◆ **Stated task**
Copy out all the lines where "total" shows up.
─── Information provided
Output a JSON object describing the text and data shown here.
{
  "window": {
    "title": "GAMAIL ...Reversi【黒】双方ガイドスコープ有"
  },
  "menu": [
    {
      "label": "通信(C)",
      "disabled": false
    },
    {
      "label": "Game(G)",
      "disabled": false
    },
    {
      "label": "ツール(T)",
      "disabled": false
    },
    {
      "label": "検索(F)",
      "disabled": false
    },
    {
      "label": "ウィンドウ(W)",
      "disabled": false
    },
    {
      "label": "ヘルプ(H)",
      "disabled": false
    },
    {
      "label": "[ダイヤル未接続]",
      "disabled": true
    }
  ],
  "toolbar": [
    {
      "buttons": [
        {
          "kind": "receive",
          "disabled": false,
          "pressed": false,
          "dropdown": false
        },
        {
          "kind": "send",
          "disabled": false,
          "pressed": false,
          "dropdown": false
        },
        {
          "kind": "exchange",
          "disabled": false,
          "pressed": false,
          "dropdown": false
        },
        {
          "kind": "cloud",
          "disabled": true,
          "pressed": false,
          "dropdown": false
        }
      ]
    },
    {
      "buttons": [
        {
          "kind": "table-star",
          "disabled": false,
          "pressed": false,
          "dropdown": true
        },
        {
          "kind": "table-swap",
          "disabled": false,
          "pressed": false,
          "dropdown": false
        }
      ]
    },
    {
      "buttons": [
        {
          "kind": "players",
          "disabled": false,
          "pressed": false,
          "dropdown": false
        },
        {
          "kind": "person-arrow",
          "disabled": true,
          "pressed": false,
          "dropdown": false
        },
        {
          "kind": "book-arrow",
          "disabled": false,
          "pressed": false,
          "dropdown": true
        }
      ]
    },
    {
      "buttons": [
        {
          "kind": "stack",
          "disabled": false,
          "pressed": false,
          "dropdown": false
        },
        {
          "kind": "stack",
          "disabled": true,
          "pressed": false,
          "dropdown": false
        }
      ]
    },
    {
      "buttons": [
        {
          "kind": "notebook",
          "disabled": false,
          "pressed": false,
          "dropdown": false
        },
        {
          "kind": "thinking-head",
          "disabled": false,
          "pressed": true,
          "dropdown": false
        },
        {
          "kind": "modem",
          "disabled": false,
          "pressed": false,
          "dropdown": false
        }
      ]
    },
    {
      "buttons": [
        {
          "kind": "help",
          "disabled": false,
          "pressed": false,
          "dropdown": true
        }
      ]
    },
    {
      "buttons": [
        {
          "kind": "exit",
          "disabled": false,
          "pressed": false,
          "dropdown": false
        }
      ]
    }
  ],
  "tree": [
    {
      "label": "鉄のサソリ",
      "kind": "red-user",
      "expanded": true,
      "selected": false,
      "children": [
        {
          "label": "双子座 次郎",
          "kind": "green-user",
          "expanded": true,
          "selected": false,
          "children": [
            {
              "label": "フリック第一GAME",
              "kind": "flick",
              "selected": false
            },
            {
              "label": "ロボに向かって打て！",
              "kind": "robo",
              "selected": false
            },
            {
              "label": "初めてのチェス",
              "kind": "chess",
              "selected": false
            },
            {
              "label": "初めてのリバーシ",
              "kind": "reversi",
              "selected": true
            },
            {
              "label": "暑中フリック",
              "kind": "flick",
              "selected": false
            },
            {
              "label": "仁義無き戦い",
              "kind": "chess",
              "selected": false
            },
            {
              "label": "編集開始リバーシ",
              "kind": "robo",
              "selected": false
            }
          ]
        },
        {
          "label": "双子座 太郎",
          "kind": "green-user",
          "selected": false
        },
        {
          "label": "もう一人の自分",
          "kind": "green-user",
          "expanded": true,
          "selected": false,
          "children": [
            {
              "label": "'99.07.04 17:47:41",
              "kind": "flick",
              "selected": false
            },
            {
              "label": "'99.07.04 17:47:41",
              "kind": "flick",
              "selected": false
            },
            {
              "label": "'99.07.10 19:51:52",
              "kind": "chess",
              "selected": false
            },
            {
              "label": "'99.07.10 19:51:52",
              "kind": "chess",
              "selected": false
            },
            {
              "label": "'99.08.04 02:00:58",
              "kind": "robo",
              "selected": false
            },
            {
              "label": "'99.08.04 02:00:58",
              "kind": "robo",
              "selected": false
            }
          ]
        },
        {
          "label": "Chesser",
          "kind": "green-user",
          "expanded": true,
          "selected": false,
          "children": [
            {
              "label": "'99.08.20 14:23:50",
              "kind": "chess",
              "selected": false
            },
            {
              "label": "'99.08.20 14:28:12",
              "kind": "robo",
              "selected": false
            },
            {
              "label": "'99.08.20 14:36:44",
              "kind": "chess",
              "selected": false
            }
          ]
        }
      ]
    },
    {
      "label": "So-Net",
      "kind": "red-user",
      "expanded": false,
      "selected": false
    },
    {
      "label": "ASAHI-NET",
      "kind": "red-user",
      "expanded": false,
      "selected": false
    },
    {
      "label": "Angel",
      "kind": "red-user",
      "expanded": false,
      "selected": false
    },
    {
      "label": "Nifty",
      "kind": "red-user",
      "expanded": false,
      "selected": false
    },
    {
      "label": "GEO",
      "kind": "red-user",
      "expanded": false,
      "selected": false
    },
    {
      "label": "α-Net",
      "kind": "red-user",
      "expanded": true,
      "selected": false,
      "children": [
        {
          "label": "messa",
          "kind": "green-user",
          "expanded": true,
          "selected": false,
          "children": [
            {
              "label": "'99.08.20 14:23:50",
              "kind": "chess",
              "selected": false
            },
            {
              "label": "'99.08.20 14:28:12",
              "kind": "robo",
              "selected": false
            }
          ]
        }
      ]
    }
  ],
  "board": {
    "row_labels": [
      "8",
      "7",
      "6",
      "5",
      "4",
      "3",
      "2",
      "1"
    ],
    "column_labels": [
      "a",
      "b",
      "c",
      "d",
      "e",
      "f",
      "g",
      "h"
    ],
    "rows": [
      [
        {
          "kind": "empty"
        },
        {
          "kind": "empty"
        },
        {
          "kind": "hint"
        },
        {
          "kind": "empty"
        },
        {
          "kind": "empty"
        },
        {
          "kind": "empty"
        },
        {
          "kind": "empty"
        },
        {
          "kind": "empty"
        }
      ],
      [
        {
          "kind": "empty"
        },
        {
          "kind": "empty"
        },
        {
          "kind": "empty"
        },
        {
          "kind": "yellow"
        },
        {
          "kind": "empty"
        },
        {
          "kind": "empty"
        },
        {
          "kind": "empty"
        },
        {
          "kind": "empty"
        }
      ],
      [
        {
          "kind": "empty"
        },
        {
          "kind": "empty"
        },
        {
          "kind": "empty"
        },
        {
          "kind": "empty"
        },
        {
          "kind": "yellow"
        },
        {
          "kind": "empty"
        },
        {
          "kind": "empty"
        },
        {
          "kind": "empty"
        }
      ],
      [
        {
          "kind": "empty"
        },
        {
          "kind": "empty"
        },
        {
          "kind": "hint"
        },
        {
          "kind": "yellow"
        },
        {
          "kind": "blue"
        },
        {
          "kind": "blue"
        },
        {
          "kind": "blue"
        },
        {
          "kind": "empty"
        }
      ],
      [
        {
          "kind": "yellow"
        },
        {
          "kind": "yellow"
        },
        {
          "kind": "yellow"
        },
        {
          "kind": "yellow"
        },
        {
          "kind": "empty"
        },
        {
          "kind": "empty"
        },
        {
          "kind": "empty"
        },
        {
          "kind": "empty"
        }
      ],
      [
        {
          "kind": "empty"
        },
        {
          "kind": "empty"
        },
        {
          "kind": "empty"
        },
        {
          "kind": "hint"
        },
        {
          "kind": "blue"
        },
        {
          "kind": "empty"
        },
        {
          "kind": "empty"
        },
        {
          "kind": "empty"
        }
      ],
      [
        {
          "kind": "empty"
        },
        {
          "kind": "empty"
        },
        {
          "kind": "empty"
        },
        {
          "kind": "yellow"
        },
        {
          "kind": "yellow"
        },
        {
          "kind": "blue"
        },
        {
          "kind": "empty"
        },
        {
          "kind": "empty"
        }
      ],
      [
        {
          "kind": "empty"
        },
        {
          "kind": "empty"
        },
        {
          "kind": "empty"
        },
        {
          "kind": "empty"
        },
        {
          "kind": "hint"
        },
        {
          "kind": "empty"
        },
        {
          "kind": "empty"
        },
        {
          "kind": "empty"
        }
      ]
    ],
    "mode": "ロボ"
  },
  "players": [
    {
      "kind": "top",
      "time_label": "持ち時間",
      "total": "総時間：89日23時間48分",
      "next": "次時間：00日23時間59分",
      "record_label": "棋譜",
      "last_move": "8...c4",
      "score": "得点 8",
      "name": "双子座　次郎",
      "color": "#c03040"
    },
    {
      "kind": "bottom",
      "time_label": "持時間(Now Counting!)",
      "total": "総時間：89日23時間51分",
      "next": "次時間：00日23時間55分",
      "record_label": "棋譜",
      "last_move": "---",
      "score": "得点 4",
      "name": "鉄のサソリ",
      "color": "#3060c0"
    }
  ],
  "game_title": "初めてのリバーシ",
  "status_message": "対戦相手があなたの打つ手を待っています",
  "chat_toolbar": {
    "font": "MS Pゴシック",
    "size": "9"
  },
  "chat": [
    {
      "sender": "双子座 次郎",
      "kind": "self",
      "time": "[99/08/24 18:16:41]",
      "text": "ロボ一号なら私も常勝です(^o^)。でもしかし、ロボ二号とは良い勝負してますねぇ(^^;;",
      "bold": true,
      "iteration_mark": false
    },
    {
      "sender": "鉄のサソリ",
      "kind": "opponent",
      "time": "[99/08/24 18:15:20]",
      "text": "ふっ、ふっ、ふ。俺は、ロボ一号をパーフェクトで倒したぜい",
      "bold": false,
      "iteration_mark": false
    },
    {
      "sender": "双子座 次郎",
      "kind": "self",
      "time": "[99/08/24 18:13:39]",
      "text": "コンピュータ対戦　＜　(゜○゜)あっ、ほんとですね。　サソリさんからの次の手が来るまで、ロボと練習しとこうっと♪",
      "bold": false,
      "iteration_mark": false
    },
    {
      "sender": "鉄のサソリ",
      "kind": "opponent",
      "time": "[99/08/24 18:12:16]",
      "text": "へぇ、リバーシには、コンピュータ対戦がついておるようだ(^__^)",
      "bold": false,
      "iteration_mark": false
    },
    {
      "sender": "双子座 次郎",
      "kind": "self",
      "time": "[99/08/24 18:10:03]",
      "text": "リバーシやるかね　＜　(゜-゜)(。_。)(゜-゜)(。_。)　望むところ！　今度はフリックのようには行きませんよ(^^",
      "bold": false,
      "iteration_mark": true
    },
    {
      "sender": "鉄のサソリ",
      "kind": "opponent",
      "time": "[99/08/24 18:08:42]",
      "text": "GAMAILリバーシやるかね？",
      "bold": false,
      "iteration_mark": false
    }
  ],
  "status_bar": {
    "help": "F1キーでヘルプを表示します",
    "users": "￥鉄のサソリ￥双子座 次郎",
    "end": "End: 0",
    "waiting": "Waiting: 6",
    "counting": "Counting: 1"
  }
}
──────
◆ **Written response**
      "total": "総時間：89日23時間48分",
      "total": "総時間：89日23時間51分",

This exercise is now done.